Scan the records below for lines with the word "关于开展", then state how many you find and nothing else.
═══ Exercise materials
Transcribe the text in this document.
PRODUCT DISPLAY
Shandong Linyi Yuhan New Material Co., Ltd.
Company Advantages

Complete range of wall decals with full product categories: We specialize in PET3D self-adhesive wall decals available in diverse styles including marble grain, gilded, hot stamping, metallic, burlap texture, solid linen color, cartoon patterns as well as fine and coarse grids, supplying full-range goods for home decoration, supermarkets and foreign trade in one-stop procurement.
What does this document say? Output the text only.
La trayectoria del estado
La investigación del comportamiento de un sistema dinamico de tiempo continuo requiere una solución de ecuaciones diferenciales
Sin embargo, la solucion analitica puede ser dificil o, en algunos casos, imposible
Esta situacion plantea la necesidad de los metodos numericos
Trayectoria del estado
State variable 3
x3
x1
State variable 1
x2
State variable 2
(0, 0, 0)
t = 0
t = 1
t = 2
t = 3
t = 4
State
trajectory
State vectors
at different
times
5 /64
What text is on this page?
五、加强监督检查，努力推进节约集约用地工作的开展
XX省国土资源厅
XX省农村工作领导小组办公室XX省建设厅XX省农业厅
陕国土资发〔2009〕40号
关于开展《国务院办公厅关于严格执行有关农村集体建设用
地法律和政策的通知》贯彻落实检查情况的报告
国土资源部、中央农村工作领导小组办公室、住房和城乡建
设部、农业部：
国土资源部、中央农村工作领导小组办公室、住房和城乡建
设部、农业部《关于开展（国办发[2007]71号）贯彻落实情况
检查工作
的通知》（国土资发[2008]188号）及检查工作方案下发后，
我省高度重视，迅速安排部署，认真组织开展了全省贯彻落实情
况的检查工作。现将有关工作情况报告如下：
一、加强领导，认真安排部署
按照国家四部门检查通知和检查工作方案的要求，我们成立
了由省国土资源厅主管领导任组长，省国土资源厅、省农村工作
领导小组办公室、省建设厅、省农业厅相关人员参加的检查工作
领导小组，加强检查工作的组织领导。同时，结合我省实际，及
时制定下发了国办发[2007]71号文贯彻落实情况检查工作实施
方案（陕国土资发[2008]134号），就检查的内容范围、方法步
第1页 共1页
══════
- Exercise answer -
2